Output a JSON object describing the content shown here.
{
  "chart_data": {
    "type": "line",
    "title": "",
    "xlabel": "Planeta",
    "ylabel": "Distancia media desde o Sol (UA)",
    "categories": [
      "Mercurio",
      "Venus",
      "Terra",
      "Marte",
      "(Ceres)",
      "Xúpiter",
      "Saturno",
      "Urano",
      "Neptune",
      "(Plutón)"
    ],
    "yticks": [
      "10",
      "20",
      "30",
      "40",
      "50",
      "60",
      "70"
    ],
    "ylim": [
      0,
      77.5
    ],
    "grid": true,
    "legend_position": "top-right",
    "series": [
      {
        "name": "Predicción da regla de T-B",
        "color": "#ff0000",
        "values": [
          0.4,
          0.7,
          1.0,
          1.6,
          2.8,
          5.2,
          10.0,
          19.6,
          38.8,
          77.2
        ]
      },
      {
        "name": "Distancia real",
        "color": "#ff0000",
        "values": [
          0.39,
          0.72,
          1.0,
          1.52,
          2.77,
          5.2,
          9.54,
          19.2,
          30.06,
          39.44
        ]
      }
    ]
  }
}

◆ ◆ ◆ ◆ ◆

● TASK TO COMPLETE
Filter lines by "name" and return each hit.

● OUTPUT OF THE EXERCISE
        "name": "Predicción da regla de T-B",
        "name": "Distancia real",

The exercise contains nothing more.